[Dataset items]
◇ ◇ ◇ ◇

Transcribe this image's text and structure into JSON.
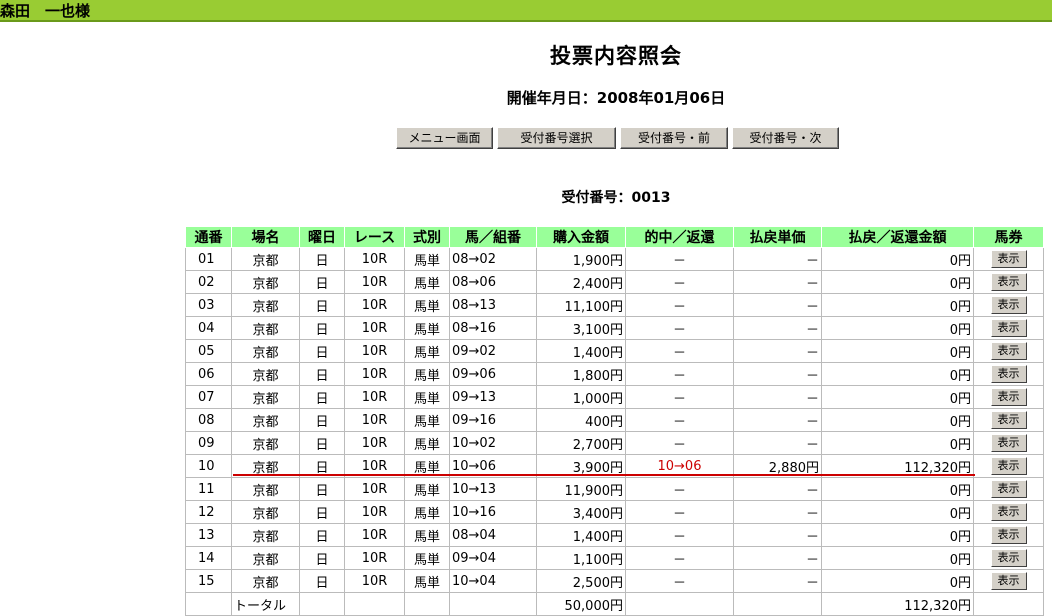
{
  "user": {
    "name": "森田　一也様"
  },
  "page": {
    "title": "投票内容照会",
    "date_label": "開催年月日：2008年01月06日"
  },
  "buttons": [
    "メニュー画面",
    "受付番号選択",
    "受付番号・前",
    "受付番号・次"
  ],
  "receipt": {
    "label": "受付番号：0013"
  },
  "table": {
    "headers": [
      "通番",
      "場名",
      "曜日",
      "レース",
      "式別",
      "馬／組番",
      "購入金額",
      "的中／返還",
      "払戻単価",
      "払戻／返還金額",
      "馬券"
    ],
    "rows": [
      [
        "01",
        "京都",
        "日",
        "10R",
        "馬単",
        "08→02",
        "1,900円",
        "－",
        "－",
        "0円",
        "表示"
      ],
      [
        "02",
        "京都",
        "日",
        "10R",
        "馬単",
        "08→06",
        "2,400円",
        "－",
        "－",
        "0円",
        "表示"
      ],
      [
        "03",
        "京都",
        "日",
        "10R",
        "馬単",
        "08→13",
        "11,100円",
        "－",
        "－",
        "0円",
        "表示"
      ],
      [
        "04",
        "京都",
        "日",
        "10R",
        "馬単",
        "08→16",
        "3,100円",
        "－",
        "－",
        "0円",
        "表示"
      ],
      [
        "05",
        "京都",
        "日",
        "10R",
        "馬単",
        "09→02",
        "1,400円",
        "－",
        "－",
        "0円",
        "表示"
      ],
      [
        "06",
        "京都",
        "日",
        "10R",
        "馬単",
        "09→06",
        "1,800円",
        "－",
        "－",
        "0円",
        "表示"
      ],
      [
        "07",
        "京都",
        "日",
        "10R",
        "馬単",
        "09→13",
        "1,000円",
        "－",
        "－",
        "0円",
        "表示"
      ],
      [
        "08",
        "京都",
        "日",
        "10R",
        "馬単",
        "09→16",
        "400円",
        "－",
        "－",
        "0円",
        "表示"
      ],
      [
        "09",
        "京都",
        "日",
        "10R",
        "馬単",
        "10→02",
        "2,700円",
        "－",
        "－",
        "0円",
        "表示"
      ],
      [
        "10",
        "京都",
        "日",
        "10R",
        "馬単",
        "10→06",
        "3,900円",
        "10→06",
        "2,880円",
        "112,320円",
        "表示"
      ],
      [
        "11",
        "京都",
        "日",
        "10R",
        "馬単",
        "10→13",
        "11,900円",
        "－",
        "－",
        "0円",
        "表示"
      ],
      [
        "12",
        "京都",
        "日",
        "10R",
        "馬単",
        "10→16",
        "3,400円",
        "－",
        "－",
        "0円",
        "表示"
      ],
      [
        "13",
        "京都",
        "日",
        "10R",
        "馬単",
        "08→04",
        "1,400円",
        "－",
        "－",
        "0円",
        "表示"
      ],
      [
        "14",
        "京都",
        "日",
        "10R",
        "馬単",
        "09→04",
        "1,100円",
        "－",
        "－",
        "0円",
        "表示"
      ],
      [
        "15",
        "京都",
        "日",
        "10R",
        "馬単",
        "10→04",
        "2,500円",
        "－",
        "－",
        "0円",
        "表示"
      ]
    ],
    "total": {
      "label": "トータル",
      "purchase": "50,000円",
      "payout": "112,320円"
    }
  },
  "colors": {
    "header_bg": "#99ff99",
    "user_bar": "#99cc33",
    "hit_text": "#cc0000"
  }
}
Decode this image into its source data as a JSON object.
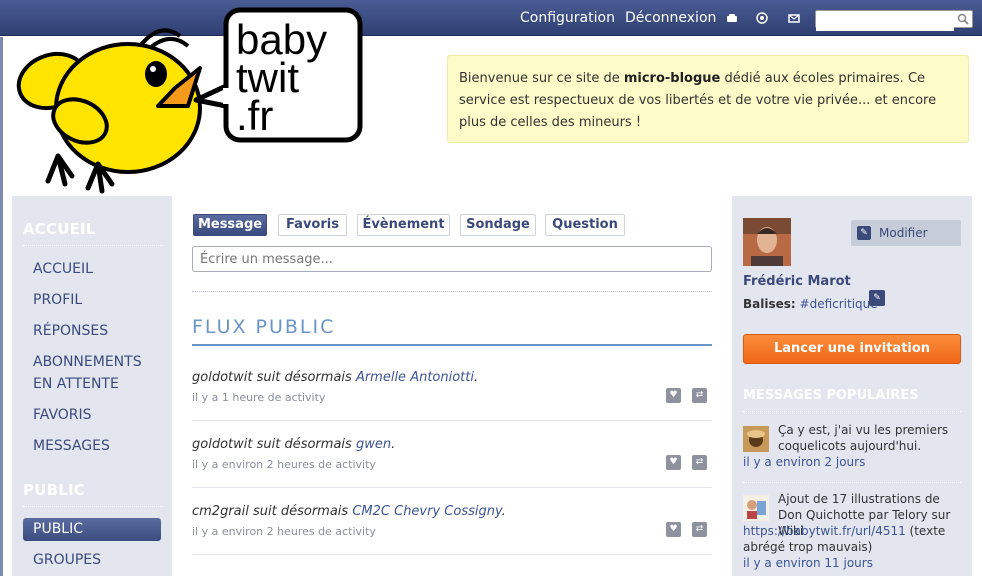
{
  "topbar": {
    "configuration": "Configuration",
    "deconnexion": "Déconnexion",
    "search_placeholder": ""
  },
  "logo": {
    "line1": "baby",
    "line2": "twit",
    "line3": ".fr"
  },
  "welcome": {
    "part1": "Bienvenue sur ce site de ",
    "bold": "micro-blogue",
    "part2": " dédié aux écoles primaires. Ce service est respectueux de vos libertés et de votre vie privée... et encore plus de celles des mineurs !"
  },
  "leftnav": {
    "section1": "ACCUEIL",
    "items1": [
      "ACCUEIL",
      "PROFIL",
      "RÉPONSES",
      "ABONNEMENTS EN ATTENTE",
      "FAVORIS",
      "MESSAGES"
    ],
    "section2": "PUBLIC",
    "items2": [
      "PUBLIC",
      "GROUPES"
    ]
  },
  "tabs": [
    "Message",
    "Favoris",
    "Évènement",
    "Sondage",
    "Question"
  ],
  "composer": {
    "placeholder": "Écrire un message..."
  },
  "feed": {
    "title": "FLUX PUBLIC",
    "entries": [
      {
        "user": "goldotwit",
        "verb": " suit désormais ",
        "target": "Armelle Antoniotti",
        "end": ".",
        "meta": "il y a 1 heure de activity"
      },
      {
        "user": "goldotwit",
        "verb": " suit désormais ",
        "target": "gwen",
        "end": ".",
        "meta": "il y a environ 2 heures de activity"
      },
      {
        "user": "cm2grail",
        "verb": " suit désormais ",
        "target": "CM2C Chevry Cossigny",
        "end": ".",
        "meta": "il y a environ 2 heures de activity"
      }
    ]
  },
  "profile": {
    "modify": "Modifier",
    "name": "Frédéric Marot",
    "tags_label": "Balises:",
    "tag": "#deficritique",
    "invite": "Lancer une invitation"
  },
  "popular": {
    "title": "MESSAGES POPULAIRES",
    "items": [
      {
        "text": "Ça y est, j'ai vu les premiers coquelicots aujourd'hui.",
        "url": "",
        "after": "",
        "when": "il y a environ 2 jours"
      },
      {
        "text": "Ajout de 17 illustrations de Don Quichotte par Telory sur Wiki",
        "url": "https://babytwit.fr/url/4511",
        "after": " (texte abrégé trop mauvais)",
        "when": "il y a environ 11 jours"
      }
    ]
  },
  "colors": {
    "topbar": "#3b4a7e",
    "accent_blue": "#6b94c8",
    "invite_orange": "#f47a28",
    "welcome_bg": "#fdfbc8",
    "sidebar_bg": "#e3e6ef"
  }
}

◇ ◇ ◇ ◇

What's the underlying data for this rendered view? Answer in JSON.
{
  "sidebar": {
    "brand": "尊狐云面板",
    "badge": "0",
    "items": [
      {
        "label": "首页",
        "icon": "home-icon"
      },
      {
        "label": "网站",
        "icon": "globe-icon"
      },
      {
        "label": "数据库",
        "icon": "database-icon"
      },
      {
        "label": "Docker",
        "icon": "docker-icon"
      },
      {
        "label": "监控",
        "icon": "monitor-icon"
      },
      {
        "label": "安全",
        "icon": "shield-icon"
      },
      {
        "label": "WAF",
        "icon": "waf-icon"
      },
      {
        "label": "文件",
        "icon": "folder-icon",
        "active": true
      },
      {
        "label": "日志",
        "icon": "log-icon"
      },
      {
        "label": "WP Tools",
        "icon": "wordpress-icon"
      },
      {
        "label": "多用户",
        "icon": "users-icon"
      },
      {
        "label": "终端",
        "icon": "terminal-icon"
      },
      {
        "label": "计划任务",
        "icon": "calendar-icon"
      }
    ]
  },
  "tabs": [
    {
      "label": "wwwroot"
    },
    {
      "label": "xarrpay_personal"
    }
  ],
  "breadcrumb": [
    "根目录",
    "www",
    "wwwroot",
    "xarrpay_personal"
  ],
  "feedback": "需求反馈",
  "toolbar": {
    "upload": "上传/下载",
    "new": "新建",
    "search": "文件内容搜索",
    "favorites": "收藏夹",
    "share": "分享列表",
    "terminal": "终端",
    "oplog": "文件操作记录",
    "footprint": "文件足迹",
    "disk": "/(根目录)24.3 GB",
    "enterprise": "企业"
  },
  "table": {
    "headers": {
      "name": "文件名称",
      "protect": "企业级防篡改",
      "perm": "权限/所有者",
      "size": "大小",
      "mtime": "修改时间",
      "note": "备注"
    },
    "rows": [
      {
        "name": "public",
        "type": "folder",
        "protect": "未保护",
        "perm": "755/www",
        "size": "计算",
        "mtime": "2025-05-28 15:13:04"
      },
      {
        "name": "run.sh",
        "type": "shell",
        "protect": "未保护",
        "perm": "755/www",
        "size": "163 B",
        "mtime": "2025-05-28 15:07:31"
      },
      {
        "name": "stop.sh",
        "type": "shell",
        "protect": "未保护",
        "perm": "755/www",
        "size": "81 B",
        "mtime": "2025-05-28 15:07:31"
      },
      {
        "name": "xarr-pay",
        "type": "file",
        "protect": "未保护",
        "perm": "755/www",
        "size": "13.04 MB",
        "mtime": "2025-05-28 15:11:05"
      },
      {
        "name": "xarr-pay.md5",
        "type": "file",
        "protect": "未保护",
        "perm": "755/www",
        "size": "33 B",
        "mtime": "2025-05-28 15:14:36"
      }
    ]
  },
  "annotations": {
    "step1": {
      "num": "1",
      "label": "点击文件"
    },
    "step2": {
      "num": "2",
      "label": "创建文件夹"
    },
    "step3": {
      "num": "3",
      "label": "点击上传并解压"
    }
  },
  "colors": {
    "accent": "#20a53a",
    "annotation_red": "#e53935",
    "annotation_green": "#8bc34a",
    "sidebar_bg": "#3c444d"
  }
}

◇ ◇ ◇ ◇

* _Given exercise_
Show every line in the records above that contains the word "size".

* _Response to the task_
      "size": "大小",
        "size": "计算",
        "size": "163 B",
        "size": "81 B",
        "size": "13.04 MB",
        "size": "33 B",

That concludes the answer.